WHAT YOU HAVE TO DO: Can you reproduce, word for word, the data from its first line through the line containing "text-line: mata, non", both ends included?

Layout element entries:
============================================================
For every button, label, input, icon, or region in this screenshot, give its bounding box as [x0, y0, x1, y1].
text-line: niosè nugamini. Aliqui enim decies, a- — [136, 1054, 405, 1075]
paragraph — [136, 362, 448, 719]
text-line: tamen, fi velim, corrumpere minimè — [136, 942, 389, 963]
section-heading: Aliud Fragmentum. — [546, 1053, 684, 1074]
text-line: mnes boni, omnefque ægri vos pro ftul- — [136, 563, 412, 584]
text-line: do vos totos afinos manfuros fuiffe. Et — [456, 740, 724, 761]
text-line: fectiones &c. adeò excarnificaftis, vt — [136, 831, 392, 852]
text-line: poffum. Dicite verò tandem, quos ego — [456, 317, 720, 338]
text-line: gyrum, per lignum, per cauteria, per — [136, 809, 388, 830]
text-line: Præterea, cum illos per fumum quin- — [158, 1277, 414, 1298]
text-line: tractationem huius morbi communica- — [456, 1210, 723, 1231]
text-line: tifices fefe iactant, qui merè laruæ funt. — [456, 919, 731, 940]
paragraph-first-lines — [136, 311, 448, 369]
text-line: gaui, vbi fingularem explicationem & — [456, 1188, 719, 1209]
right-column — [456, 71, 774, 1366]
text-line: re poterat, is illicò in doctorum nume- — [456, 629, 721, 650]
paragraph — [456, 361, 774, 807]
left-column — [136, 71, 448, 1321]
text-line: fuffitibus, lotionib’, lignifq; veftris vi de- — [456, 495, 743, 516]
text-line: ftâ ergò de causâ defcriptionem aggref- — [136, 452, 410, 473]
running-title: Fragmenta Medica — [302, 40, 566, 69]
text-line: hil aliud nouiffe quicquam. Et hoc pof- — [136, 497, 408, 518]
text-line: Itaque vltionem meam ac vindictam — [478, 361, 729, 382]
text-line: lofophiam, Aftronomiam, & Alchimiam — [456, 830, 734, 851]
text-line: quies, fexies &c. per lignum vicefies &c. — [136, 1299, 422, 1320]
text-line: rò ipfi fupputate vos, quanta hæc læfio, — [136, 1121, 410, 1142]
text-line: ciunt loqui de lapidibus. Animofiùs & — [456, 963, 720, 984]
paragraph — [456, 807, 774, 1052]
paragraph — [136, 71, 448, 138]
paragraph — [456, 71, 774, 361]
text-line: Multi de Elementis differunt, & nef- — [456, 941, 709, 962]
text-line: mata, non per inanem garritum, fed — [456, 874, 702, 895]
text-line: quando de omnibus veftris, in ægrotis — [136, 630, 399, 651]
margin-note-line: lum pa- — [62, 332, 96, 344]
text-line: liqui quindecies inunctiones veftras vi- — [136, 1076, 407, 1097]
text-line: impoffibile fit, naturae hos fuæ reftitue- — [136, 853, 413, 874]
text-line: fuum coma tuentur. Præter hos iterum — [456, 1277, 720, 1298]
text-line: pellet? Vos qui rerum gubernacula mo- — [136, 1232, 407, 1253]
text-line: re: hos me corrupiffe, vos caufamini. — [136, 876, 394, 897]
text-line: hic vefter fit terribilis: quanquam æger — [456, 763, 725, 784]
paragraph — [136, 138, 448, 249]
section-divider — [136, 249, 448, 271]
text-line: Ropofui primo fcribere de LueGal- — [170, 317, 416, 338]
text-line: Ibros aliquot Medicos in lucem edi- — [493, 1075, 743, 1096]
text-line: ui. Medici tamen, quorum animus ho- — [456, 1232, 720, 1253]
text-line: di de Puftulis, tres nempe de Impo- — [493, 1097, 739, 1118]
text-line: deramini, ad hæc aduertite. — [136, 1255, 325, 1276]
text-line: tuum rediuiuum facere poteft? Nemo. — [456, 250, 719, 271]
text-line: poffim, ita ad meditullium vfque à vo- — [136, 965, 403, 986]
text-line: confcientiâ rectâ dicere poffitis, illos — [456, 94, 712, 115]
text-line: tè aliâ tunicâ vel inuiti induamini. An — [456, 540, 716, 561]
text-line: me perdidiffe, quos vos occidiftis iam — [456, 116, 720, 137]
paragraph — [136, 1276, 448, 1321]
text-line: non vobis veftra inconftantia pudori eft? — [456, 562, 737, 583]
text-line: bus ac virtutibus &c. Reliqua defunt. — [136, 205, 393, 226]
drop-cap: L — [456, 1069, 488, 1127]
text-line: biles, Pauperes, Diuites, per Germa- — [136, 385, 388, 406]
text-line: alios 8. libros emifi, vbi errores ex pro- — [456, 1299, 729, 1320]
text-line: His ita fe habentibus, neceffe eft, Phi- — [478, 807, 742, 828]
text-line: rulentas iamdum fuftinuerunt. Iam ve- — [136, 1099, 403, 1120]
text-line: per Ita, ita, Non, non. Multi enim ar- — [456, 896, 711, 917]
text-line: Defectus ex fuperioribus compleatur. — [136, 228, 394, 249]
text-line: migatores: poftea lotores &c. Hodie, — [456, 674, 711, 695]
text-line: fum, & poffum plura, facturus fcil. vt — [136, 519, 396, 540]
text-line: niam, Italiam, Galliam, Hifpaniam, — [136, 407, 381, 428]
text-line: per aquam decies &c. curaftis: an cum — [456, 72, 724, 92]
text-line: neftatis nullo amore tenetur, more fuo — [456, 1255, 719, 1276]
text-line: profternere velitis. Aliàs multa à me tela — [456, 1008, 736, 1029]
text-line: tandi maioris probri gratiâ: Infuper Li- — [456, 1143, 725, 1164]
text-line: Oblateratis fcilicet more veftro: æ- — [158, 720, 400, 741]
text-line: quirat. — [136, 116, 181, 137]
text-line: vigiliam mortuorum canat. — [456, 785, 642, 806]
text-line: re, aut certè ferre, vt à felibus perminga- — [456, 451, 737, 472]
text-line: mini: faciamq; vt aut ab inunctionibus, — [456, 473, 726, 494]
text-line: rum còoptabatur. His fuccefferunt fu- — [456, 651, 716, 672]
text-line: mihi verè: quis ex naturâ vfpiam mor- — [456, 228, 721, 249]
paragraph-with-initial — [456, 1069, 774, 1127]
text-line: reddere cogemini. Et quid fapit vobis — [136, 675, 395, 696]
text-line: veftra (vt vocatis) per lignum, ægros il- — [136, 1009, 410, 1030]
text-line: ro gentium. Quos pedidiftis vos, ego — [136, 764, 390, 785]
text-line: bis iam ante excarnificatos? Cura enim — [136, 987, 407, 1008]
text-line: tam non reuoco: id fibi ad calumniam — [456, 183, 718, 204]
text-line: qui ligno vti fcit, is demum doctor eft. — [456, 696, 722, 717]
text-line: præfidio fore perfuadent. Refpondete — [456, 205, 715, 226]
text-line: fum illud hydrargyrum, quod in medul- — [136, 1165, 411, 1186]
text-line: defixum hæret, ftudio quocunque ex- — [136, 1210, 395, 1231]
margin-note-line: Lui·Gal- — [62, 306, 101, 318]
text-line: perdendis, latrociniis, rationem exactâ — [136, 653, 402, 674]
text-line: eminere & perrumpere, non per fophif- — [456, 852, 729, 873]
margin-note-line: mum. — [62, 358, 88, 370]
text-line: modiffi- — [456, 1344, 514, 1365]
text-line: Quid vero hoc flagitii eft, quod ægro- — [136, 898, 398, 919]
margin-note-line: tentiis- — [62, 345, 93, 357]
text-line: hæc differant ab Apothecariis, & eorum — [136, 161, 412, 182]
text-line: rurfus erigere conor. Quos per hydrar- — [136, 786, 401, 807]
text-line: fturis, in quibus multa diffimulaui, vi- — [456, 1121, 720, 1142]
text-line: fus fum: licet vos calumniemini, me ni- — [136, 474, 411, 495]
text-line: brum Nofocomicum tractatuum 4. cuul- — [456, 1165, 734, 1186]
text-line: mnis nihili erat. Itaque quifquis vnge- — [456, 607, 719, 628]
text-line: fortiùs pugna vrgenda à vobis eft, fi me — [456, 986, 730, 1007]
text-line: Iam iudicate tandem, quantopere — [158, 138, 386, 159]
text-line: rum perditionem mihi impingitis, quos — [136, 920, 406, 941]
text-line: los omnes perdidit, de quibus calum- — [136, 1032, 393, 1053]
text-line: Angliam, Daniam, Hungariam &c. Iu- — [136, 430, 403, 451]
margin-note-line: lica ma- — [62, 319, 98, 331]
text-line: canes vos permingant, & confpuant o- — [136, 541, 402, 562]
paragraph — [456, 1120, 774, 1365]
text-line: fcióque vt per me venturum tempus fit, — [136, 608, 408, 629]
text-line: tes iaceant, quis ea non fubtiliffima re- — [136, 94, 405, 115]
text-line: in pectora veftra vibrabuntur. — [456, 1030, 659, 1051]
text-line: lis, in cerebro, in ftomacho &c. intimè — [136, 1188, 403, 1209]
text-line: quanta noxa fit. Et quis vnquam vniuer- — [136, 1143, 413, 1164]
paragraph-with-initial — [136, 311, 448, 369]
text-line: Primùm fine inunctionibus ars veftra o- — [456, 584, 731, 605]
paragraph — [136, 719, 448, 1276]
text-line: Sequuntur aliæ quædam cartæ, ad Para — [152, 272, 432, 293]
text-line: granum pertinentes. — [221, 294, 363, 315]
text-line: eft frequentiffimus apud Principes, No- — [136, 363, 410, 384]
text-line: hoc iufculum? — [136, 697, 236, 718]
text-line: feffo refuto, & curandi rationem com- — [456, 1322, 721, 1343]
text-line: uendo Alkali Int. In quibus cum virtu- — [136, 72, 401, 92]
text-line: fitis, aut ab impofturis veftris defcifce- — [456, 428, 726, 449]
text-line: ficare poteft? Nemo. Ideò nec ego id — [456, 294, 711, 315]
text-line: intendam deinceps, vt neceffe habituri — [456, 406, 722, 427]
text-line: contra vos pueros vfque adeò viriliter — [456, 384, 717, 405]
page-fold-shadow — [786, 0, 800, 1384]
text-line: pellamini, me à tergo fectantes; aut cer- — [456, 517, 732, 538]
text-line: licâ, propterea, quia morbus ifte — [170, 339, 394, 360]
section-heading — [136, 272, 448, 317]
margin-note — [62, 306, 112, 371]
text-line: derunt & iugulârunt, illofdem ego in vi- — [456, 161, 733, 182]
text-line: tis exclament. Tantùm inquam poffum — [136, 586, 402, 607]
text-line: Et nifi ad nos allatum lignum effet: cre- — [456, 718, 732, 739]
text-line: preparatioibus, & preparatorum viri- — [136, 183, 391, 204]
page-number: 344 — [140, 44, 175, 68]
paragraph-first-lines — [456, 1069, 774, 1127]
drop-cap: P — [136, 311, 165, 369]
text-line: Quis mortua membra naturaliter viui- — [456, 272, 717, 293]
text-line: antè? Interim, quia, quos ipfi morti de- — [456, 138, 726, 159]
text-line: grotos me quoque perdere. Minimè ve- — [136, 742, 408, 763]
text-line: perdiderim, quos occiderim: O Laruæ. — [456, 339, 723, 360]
============================================================
THE COMPLETED TASK:
For every button, label, input, icon, or region in this screenshot, give its bounding box as [x0, y0, x1, y1].
text-line: niosè nugamini. Aliqui enim decies, a- — [136, 1054, 405, 1075]
paragraph — [136, 362, 448, 719]
text-line: tamen, fi velim, corrumpere minimè — [136, 942, 389, 963]
section-heading: Aliud Fragmentum. — [546, 1053, 684, 1074]
text-line: mnes boni, omnefque ægri vos pro ftul- — [136, 563, 412, 584]
text-line: do vos totos afinos manfuros fuiffe. Et — [456, 740, 724, 761]
text-line: fectiones &c. adeò excarnificaftis, vt — [136, 831, 392, 852]
text-line: poffum. Dicite verò tandem, quos ego — [456, 317, 720, 338]
text-line: gyrum, per lignum, per cauteria, per — [136, 809, 388, 830]
text-line: Præterea, cum illos per fumum quin- — [158, 1277, 414, 1298]
text-line: tractationem huius morbi communica- — [456, 1210, 723, 1231]
text-line: tifices fefe iactant, qui merè laruæ funt. — [456, 919, 731, 940]
paragraph-first-lines — [136, 311, 448, 369]
text-line: gaui, vbi fingularem explicationem & — [456, 1188, 719, 1209]
right-column — [456, 71, 774, 1366]
text-line: re poterat, is illicò in doctorum nume- — [456, 629, 721, 650]
paragraph — [456, 361, 774, 807]
left-column — [136, 71, 448, 1321]
text-line: fuffitibus, lotionib’, lignifq; veftris vi de- — [456, 495, 743, 516]
text-line: ftâ ergò de causâ defcriptionem aggref- — [136, 452, 410, 473]
running-title: Fragmenta Medica — [302, 40, 566, 69]
text-line: hil aliud nouiffe quicquam. Et hoc pof- — [136, 497, 408, 518]
text-line: Itaque vltionem meam ac vindictam — [478, 361, 729, 382]
text-line: lofophiam, Aftronomiam, & Alchimiam — [456, 830, 734, 851]
text-line: quies, fexies &c. per lignum vicefies &c. — [136, 1299, 422, 1320]
text-line: rò ipfi fupputate vos, quanta hæc læfio, — [136, 1121, 410, 1142]
text-line: ciunt loqui de lapidibus. Animofiùs & — [456, 963, 720, 984]
paragraph — [456, 807, 774, 1052]
paragraph — [136, 71, 448, 138]
paragraph — [456, 71, 774, 361]
text-line: Multi de Elementis differunt, & nef- — [456, 941, 709, 962]
text-line: mata, non per inanem garritum, fed — [456, 874, 702, 895]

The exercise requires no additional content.